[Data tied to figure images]
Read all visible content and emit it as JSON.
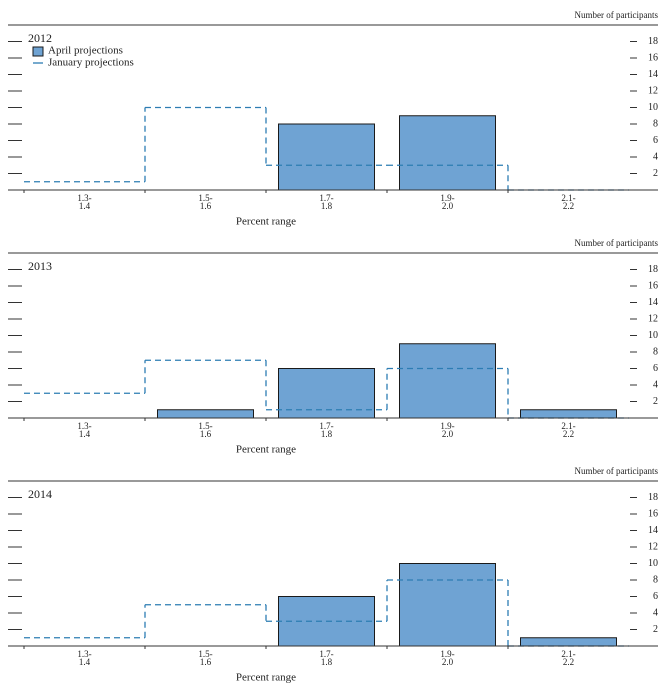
{
  "chart_data": [
    {
      "type": "bar",
      "title": "2012",
      "y_label": "Number of participants",
      "x_label": "Percent range",
      "categories": [
        "1.3-1.4",
        "1.5-1.6",
        "1.7-1.8",
        "1.9-2.0",
        "2.1-2.2"
      ],
      "series": [
        {
          "name": "April projections",
          "color": "#6fa3d3",
          "style": "bar",
          "values": [
            0,
            0,
            8,
            9,
            0
          ]
        },
        {
          "name": "January projections",
          "color": "#2d7db3",
          "style": "dashed-step",
          "values": [
            1,
            10,
            3,
            3,
            0
          ]
        }
      ],
      "ylim": [
        0,
        20
      ],
      "yticks": [
        2,
        4,
        6,
        8,
        10,
        12,
        14,
        16,
        18
      ],
      "legend": true
    },
    {
      "type": "bar",
      "title": "2013",
      "y_label": "Number of participants",
      "x_label": "Percent range",
      "categories": [
        "1.3-1.4",
        "1.5-1.6",
        "1.7-1.8",
        "1.9-2.0",
        "2.1-2.2"
      ],
      "series": [
        {
          "color": "#6fa3d3",
          "style": "bar",
          "values": [
            0,
            1,
            6,
            9,
            1
          ]
        },
        {
          "color": "#2d7db3",
          "style": "dashed-step",
          "values": [
            3,
            7,
            1,
            6,
            0
          ]
        }
      ],
      "ylim": [
        0,
        20
      ],
      "yticks": [
        2,
        4,
        6,
        8,
        10,
        12,
        14,
        16,
        18
      ],
      "legend": false
    },
    {
      "type": "bar",
      "title": "2014",
      "y_label": "Number of participants",
      "x_label": "Percent range",
      "categories": [
        "1.3-1.4",
        "1.5-1.6",
        "1.7-1.8",
        "1.9-2.0",
        "2.1-2.2"
      ],
      "series": [
        {
          "color": "#6fa3d3",
          "style": "bar",
          "values": [
            0,
            0,
            6,
            10,
            1
          ]
        },
        {
          "color": "#2d7db3",
          "style": "dashed-step",
          "values": [
            1,
            5,
            3,
            8,
            0
          ]
        }
      ],
      "ylim": [
        0,
        20
      ],
      "yticks": [
        2,
        4,
        6,
        8,
        10,
        12,
        14,
        16,
        18
      ],
      "legend": false
    }
  ]
}
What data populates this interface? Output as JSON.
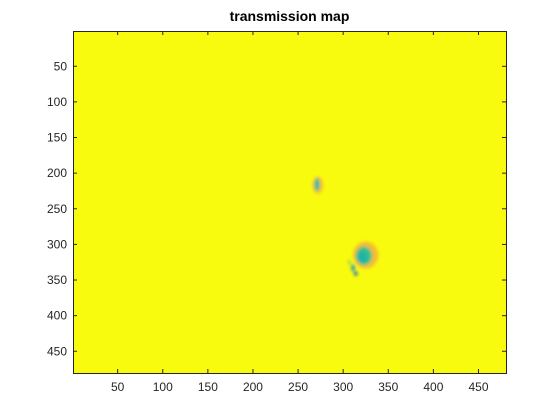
{
  "chart_data": {
    "type": "heatmap",
    "title": "transmission map",
    "xlabel": "",
    "ylabel": "",
    "xlim": [
      0.5,
      480.5
    ],
    "ylim": [
      0.5,
      480.5
    ],
    "y_reversed": true,
    "xticks": [
      50,
      100,
      150,
      200,
      250,
      300,
      350,
      400,
      450
    ],
    "yticks": [
      50,
      100,
      150,
      200,
      250,
      300,
      350,
      400,
      450
    ],
    "grid": false,
    "colormap": "parula",
    "background_color": "#f9fb0e",
    "features": [
      {
        "x": 272,
        "y": 217,
        "rx": 6,
        "ry": 12,
        "color": "#f5b43a",
        "opacity": 0.8
      },
      {
        "x": 271,
        "y": 216,
        "rx": 3,
        "ry": 9,
        "color": "#2ab7aa"
      },
      {
        "x": 325,
        "y": 315,
        "rx": 14,
        "ry": 19,
        "color": "#f2b13a",
        "opacity": 0.85
      },
      {
        "x": 323,
        "y": 316,
        "rx": 9,
        "ry": 13,
        "color": "#32c08e"
      },
      {
        "x": 321,
        "y": 318,
        "rx": 5,
        "ry": 8,
        "color": "#20b1ab"
      },
      {
        "x": 311,
        "y": 333,
        "rx": 2,
        "ry": 5,
        "color": "#1f8bd5"
      },
      {
        "x": 314,
        "y": 341,
        "rx": 2,
        "ry": 3,
        "color": "#1563d6"
      },
      {
        "x": 307,
        "y": 325,
        "rx": 1,
        "ry": 3,
        "color": "#35b98f"
      }
    ]
  }
}
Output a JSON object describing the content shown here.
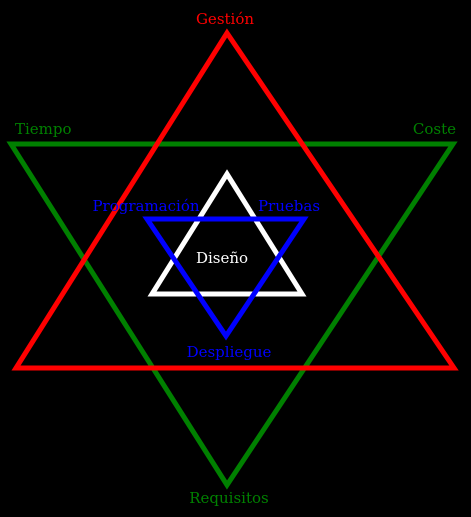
{
  "colors": {
    "background": "#000000",
    "management": "#ff0000",
    "constraints": "#008000",
    "process": "#0000ff",
    "core": "#ffffff"
  },
  "labels": {
    "top": "Gestión",
    "left": "Tiempo",
    "right": "Coste",
    "bottom": "Requisitos",
    "inner_left": "Programación",
    "inner_right": "Pruebas",
    "inner_bottom": "Despliegue",
    "center": "Diseño"
  }
}
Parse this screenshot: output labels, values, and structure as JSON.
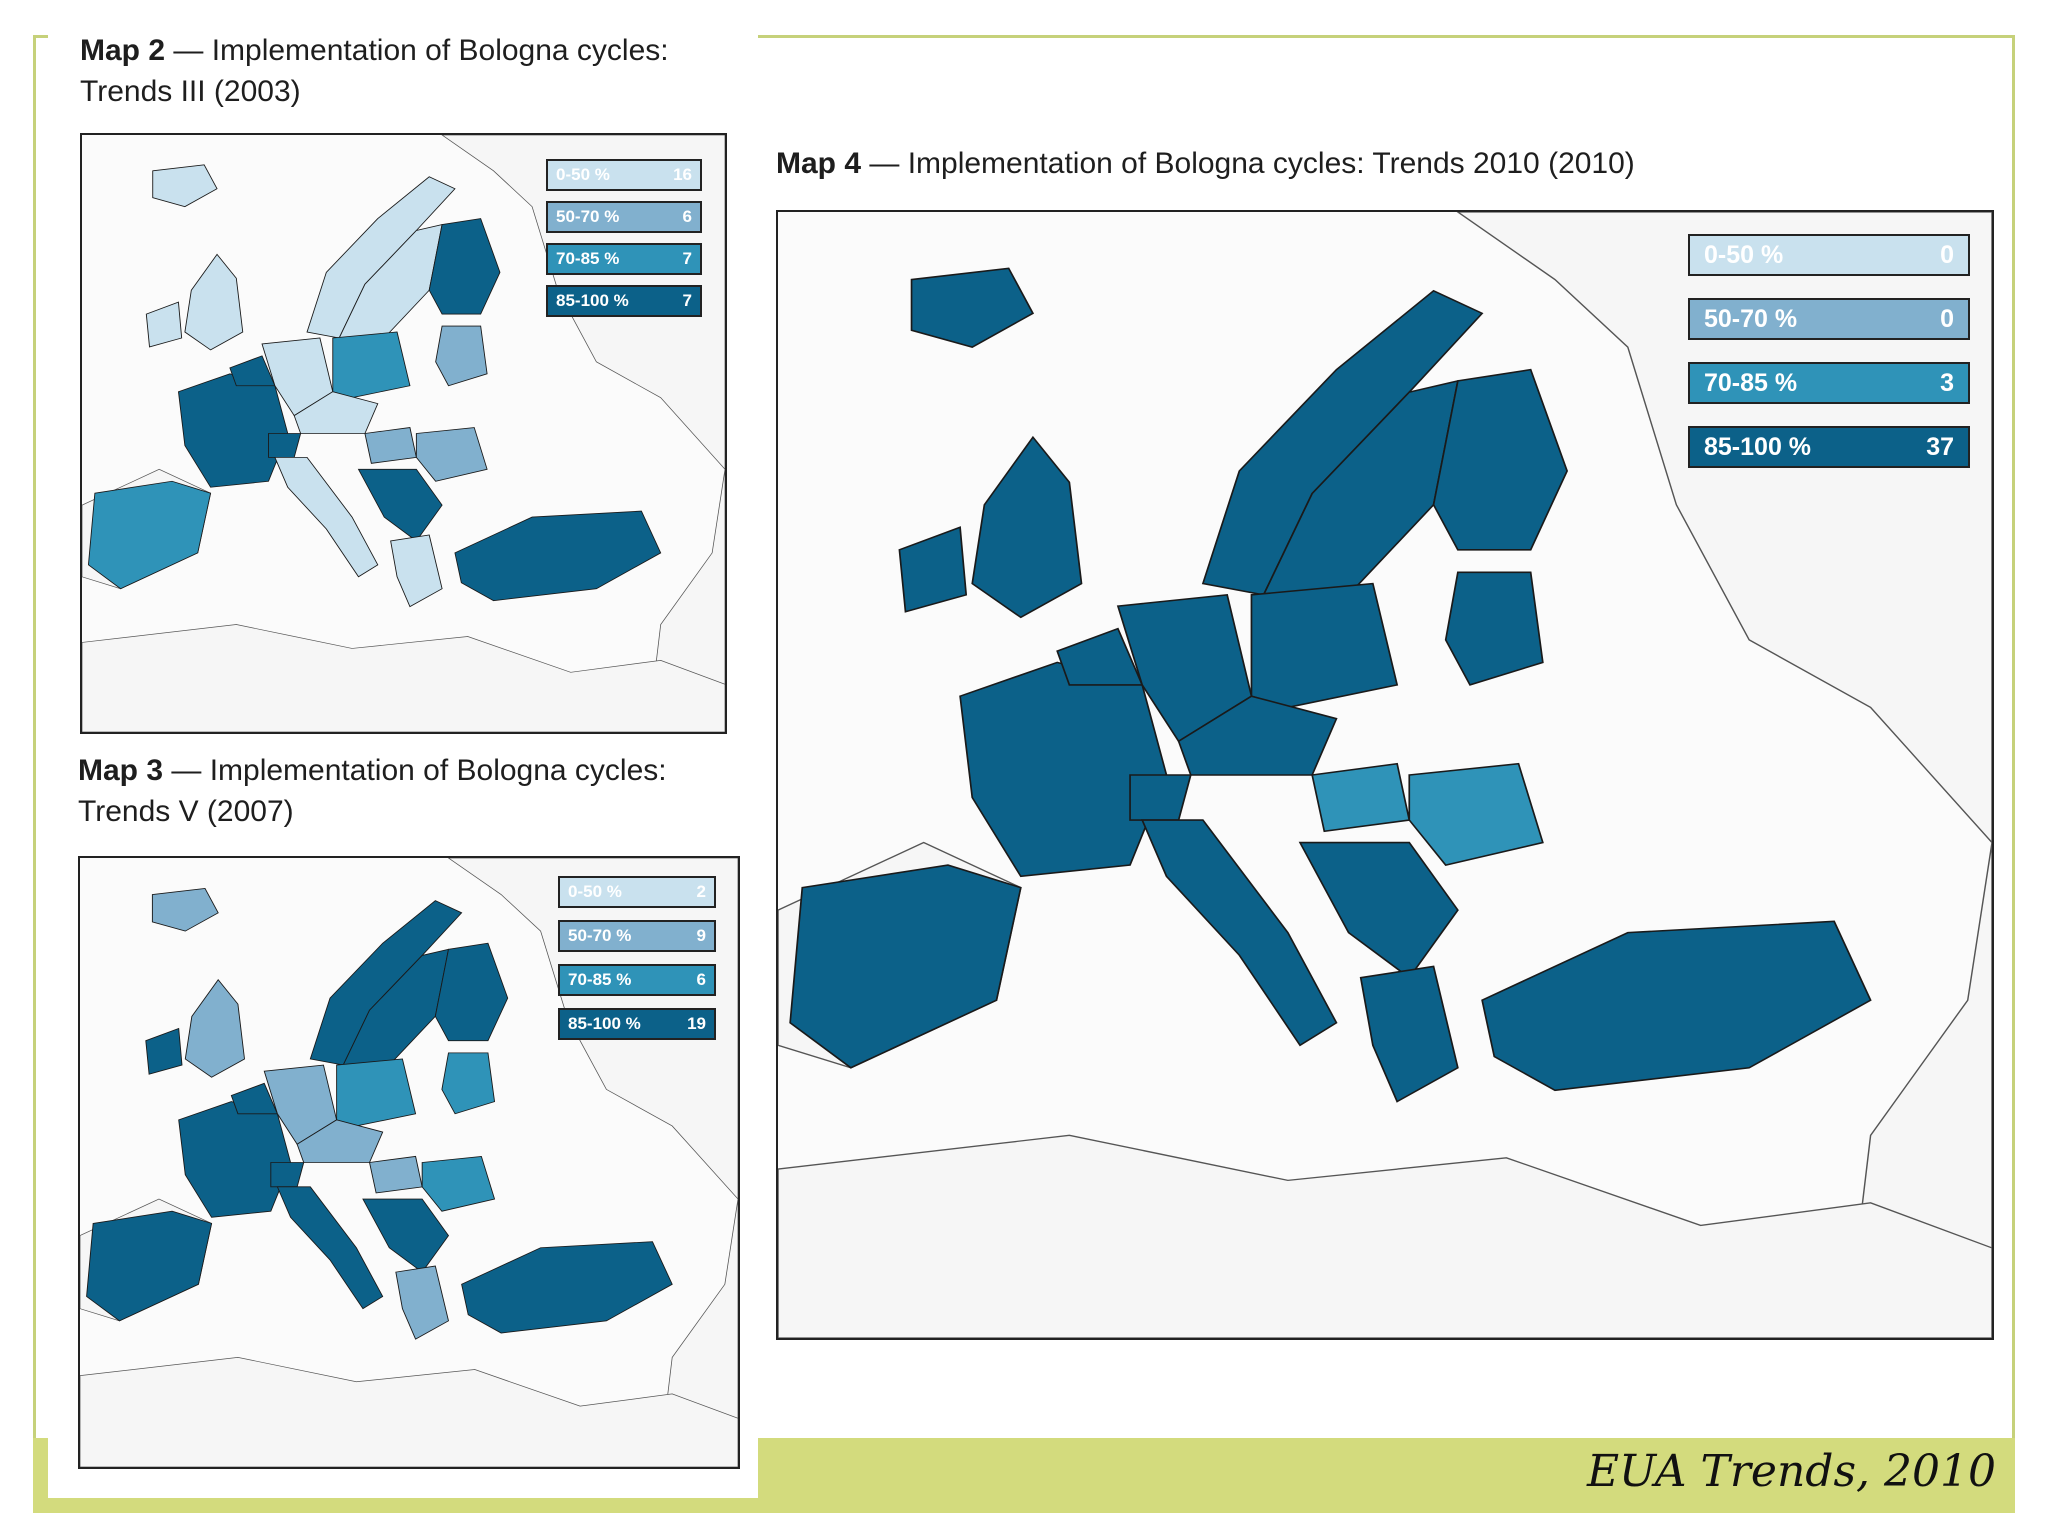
{
  "colors": {
    "frame": "#c6d17a",
    "band": "#d3db7d",
    "c0": "#c9e1ee",
    "c1": "#81b0ce",
    "c2": "#2f93b8",
    "c3": "#0c6189"
  },
  "map2": {
    "title_bold": "Map 2",
    "title_rest": " — Implementation of Bologna cycles:",
    "title_line2": "Trends III (2003)",
    "legend": [
      {
        "label": "0-50 %",
        "count": "16"
      },
      {
        "label": "50-70 %",
        "count": "6"
      },
      {
        "label": "70-85 %",
        "count": "7"
      },
      {
        "label": "85-100 %",
        "count": "7"
      }
    ]
  },
  "map3": {
    "title_bold": "Map 3",
    "title_rest": " — Implementation of Bologna cycles:",
    "title_line2": "Trends V (2007)",
    "legend": [
      {
        "label": "0-50 %",
        "count": "2"
      },
      {
        "label": "50-70 %",
        "count": "9"
      },
      {
        "label": "70-85 %",
        "count": "6"
      },
      {
        "label": "85-100 %",
        "count": "19"
      }
    ]
  },
  "map4": {
    "title_bold": "Map 4",
    "title_rest": " — Implementation of Bologna cycles: Trends 2010 (2010)",
    "legend": [
      {
        "label": "0-50 %",
        "count": "0"
      },
      {
        "label": "50-70 %",
        "count": "0"
      },
      {
        "label": "70-85 %",
        "count": "3"
      },
      {
        "label": "85-100 %",
        "count": "37"
      }
    ]
  },
  "footer": {
    "citation": "EUA Trends, 2010"
  }
}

- TASK -
Every line is to be duplicated exactly, though pictures stay out.

- OUTPUT BELOW -
Read all visible content and emit it as JSON.
{
  "chart_data": [
    {
      "type": "bar",
      "title": "2012",
      "y_label": "Number of participants",
      "x_label": "Percent range",
      "categories": [
        "1.3-1.4",
        "1.5-1.6",
        "1.7-1.8",
        "1.9-2.0",
        "2.1-2.2"
      ],
      "series": [
        {
          "name": "April projections",
          "color": "#6fa3d3",
          "style": "bar",
          "values": [
            0,
            0,
            8,
            9,
            0
          ]
        },
        {
          "name": "January projections",
          "color": "#2d7db3",
          "style": "dashed-step",
          "values": [
            1,
            10,
            3,
            3,
            0
          ]
        }
      ],
      "ylim": [
        0,
        20
      ],
      "yticks": [
        2,
        4,
        6,
        8,
        10,
        12,
        14,
        16,
        18
      ],
      "legend": true
    },
    {
      "type": "bar",
      "title": "2013",
      "y_label": "Number of participants",
      "x_label": "Percent range",
      "categories": [
        "1.3-1.4",
        "1.5-1.6",
        "1.7-1.8",
        "1.9-2.0",
        "2.1-2.2"
      ],
      "series": [
        {
          "color": "#6fa3d3",
          "style": "bar",
          "values": [
            0,
            1,
            6,
            9,
            1
          ]
        },
        {
          "color": "#2d7db3",
          "style": "dashed-step",
          "values": [
            3,
            7,
            1,
            6,
            0
          ]
        }
      ],
      "ylim": [
        0,
        20
      ],
      "yticks": [
        2,
        4,
        6,
        8,
        10,
        12,
        14,
        16,
        18
      ],
      "legend": false
    },
    {
      "type": "bar",
      "title": "2014",
      "y_label": "Number of participants",
      "x_label": "Percent range",
      "categories": [
        "1.3-1.4",
        "1.5-1.6",
        "1.7-1.8",
        "1.9-2.0",
        "2.1-2.2"
      ],
      "series": [
        {
          "color": "#6fa3d3",
          "style": "bar",
          "values": [
            0,
            0,
            6,
            10,
            1
          ]
        },
        {
          "color": "#2d7db3",
          "style": "dashed-step",
          "values": [
            1,
            5,
            3,
            8,
            0
          ]
        }
      ],
      "ylim": [
        0,
        20
      ],
      "yticks": [
        2,
        4,
        6,
        8,
        10,
        12,
        14,
        16,
        18
      ],
      "legend": false
    }
  ]
}
What data populates this interface? Output as JSON.
{
  "chart_data": {
    "type": "heatmap",
    "title": "transmission map",
    "xlabel": "",
    "ylabel": "",
    "xlim": [
      0.5,
      480.5
    ],
    "ylim": [
      0.5,
      480.5
    ],
    "y_reversed": true,
    "xticks": [
      50,
      100,
      150,
      200,
      250,
      300,
      350,
      400,
      450
    ],
    "yticks": [
      50,
      100,
      150,
      200,
      250,
      300,
      350,
      400,
      450
    ],
    "grid": false,
    "colormap": "parula",
    "background_color": "#f9fb0e",
    "features": [
      {
        "x": 272,
        "y": 217,
        "rx": 6,
        "ry": 12,
        "color": "#f5b43a",
        "opacity": 0.8
      },
      {
        "x": 271,
        "y": 216,
        "rx": 3,
        "ry": 9,
        "color": "#2ab7aa"
      },
      {
        "x": 325,
        "y": 315,
        "rx": 14,
        "ry": 19,
        "color": "#f2b13a",
        "opacity": 0.85
      },
      {
        "x": 323,
        "y": 316,
        "rx": 9,
        "ry": 13,
        "color": "#32c08e"
      },
      {
        "x": 321,
        "y": 318,
        "rx": 5,
        "ry": 8,
        "color": "#20b1ab"
      },
      {
        "x": 311,
        "y": 333,
        "rx": 2,
        "ry": 5,
        "color": "#1f8bd5"
      },
      {
        "x": 314,
        "y": 341,
        "rx": 2,
        "ry": 3,
        "color": "#1563d6"
      },
      {
        "x": 307,
        "y": 325,
        "rx": 1,
        "ry": 3,
        "color": "#35b98f"
      }
    ]
  }
}
Output a JSON object describing the content shown here.
{
  "colors": {
    "background": "#000000",
    "management": "#ff0000",
    "constraints": "#008000",
    "process": "#0000ff",
    "core": "#ffffff"
  },
  "labels": {
    "top": "Gestión",
    "left": "Tiempo",
    "right": "Coste",
    "bottom": "Requisitos",
    "inner_left": "Programación",
    "inner_right": "Pruebas",
    "inner_bottom": "Despliegue",
    "center": "Diseño"
  }
}
Parse this screenshot: output labels, values, and structure as JSON.
{
  "colors": {
    "frame": "#c6d17a",
    "band": "#d3db7d",
    "c0": "#c9e1ee",
    "c1": "#81b0ce",
    "c2": "#2f93b8",
    "c3": "#0c6189"
  },
  "map2": {
    "title_bold": "Map 2",
    "title_rest": " — Implementation of Bologna cycles:",
    "title_line2": "Trends III (2003)",
    "legend": [
      {
        "label": "0-50 %",
        "count": "16"
      },
      {
        "label": "50-70 %",
        "count": "6"
      },
      {
        "label": "70-85 %",
        "count": "7"
      },
      {
        "label": "85-100 %",
        "count": "7"
      }
    ]
  },
  "map3": {
    "title_bold": "Map 3",
    "title_rest": " — Implementation of Bologna cycles:",
    "title_line2": "Trends V (2007)",
    "legend": [
      {
        "label": "0-50 %",
        "count": "2"
      },
      {
        "label": "50-70 %",
        "count": "9"
      },
      {
        "label": "70-85 %",
        "count": "6"
      },
      {
        "label": "85-100 %",
        "count": "19"
      }
    ]
  },
  "map4": {
    "title_bold": "Map 4",
    "title_rest": " — Implementation of Bologna cycles: Trends 2010 (2010)",
    "legend": [
      {
        "label": "0-50 %",
        "count": "0"
      },
      {
        "label": "50-70 %",
        "count": "0"
      },
      {
        "label": "70-85 %",
        "count": "3"
      },
      {
        "label": "85-100 %",
        "count": "37"
      }
    ]
  },
  "footer": {
    "citation": "EUA Trends, 2010"
  }
}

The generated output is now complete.